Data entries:
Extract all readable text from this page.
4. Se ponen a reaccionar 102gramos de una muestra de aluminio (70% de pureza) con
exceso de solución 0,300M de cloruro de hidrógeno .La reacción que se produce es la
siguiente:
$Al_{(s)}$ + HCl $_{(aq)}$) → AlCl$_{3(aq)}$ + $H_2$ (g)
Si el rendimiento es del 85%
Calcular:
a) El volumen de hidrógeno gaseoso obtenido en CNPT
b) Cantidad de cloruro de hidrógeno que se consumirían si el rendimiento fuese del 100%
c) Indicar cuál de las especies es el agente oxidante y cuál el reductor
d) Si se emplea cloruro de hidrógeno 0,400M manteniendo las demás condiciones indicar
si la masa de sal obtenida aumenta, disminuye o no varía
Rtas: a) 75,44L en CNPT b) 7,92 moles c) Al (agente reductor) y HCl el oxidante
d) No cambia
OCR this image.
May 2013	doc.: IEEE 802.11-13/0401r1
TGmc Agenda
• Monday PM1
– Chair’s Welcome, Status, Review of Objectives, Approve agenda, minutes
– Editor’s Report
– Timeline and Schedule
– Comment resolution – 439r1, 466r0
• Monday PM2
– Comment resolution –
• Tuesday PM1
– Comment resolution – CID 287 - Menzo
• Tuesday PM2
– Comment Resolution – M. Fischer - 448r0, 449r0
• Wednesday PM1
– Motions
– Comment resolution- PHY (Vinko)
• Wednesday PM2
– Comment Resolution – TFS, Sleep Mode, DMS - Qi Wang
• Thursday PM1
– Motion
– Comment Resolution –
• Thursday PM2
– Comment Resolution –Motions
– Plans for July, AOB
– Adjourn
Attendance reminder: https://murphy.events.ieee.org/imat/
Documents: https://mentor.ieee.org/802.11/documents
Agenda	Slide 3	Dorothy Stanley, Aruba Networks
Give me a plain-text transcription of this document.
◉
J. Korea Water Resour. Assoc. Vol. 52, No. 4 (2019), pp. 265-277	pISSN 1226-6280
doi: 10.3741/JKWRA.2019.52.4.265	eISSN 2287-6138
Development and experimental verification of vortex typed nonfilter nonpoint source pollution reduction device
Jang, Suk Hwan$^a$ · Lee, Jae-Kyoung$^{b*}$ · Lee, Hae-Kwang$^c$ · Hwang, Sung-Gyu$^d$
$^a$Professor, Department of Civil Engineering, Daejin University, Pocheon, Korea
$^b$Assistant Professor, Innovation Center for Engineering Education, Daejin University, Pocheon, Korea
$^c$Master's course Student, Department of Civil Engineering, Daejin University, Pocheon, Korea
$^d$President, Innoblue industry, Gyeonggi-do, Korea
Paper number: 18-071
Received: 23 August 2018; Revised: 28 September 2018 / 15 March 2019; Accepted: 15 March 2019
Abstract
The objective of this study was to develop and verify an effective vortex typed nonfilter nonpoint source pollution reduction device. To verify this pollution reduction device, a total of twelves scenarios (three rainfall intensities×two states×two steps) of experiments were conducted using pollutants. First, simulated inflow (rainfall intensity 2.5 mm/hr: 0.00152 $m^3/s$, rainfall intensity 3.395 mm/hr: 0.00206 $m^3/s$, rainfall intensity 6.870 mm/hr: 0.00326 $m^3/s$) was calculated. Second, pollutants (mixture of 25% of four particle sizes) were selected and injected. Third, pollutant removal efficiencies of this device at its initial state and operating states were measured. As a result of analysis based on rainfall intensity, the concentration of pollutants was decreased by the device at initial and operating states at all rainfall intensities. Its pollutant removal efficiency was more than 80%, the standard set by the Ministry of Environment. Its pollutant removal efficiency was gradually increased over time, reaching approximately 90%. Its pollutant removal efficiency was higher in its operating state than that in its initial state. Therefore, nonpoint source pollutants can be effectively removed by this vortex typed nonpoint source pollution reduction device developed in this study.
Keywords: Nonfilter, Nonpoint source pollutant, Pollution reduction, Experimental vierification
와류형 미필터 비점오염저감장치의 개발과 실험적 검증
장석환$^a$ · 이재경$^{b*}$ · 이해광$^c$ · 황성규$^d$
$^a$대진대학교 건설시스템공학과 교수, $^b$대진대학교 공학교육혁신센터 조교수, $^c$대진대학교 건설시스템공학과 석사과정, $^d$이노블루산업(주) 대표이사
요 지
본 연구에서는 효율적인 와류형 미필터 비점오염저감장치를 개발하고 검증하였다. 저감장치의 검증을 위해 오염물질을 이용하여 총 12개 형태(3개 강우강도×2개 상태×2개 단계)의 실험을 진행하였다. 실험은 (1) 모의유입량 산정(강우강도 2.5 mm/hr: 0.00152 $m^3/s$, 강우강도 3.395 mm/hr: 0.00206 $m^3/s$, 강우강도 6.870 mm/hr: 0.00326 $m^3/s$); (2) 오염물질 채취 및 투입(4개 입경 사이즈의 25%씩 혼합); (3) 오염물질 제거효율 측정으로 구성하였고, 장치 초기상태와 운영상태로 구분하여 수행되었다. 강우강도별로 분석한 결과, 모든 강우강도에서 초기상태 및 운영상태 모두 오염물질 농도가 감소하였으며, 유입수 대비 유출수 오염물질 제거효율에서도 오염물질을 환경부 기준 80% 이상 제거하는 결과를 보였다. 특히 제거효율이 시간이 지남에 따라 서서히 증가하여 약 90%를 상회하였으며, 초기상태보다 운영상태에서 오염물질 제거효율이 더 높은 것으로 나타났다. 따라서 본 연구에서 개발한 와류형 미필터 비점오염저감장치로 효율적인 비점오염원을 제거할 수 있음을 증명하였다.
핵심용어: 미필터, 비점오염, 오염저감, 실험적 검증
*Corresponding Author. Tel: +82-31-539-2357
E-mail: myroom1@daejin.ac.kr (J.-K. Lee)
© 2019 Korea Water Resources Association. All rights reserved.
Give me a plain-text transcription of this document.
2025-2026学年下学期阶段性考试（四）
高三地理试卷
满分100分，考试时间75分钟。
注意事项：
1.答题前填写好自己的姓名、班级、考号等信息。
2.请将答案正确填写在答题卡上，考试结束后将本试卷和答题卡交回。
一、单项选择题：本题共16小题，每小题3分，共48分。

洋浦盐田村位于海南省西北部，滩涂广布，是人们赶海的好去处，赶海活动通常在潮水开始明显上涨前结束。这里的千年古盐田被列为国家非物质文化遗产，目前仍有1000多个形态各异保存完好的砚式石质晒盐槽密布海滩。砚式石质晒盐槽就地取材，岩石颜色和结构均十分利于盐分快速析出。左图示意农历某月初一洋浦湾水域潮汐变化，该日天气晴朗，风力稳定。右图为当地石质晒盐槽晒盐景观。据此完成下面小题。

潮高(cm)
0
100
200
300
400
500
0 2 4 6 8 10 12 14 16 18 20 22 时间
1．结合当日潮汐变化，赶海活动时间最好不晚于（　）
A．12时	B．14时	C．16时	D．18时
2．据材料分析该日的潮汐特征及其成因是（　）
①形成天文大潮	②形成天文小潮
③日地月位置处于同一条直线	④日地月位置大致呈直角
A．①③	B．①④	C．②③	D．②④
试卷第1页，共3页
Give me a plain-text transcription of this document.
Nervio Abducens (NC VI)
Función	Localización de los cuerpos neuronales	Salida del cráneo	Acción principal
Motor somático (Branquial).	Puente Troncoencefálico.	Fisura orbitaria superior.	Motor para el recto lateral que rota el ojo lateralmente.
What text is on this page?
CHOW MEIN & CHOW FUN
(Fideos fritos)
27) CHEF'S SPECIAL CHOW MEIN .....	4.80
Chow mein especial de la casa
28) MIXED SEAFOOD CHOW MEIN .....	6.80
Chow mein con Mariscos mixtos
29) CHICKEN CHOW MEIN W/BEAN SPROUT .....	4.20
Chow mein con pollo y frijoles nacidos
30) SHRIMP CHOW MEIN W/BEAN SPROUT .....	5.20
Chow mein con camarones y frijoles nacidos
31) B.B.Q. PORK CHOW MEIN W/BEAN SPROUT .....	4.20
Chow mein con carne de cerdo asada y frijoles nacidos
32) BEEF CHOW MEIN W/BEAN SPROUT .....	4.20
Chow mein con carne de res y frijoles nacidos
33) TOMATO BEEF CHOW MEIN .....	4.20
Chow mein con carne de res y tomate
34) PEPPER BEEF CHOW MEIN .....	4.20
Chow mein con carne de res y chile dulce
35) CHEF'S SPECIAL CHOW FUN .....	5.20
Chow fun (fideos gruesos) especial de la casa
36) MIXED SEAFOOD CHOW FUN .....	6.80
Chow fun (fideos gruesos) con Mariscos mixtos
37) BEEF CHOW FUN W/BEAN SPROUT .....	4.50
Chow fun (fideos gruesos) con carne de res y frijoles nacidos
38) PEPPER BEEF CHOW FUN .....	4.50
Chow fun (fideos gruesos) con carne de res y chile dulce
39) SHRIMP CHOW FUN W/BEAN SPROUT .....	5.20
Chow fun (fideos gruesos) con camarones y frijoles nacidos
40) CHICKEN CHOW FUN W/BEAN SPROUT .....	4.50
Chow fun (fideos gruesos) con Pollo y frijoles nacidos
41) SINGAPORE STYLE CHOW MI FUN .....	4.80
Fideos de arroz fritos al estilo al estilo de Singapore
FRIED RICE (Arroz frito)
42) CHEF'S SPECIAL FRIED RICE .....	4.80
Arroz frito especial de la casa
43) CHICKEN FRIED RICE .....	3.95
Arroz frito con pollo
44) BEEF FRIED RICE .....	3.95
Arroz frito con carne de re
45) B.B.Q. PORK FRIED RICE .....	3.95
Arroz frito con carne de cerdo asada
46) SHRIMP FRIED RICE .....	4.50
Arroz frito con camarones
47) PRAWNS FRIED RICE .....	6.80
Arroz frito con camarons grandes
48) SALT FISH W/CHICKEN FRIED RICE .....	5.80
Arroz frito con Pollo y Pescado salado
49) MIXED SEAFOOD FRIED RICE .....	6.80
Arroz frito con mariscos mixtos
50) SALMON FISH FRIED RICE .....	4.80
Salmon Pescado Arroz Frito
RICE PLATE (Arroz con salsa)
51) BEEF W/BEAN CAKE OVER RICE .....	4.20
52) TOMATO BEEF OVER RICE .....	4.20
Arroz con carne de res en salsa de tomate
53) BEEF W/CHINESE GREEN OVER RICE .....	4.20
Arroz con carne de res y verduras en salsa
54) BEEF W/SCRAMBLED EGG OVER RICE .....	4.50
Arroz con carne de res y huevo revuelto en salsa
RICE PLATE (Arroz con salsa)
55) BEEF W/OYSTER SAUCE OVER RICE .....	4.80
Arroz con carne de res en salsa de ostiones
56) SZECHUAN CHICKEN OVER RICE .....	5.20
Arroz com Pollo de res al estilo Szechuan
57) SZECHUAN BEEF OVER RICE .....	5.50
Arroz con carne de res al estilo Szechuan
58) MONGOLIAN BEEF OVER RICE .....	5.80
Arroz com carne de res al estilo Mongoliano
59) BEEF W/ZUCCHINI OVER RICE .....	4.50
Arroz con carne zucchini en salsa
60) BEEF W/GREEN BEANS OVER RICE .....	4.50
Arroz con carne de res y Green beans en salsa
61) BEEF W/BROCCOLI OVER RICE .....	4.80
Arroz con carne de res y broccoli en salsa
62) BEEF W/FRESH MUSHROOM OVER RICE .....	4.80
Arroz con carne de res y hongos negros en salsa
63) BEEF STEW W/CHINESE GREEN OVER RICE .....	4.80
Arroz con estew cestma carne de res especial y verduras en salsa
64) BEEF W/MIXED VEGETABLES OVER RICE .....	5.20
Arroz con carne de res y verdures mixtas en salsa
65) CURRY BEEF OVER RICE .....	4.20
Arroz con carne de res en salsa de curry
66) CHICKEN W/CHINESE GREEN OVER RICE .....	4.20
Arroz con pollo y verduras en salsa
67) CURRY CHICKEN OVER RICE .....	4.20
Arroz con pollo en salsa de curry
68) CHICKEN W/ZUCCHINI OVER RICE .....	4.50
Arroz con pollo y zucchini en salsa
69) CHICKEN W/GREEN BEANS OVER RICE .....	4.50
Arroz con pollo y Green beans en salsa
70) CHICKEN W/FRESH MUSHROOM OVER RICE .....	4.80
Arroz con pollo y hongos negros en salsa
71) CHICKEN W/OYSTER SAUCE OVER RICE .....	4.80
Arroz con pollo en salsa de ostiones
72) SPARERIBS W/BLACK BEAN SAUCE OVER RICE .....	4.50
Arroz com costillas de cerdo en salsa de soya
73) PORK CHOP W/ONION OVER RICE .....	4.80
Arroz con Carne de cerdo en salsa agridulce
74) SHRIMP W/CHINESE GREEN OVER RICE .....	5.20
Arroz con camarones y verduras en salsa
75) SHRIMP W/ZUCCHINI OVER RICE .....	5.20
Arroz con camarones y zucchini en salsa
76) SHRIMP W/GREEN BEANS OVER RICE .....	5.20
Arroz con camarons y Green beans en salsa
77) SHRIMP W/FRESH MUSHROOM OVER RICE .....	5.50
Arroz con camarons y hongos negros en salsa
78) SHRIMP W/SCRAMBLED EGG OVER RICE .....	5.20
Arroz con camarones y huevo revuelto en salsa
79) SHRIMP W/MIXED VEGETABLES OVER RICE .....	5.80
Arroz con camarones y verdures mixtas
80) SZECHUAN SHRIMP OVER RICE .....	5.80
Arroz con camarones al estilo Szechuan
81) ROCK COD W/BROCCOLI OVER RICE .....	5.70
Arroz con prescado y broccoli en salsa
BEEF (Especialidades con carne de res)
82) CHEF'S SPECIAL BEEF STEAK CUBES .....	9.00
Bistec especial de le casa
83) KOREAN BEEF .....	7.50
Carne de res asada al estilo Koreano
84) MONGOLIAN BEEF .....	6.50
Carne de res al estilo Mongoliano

- _Problem to work on_:
Each line that holds the word "SEAFOOD" should be extracted from the records.

- _Solution to the problem_:
28) MIXED SEAFOOD CHOW MEIN .....	6.80
36) MIXED SEAFOOD CHOW FUN .....	6.80
49) MIXED SEAFOOD FRIED RICE .....	6.80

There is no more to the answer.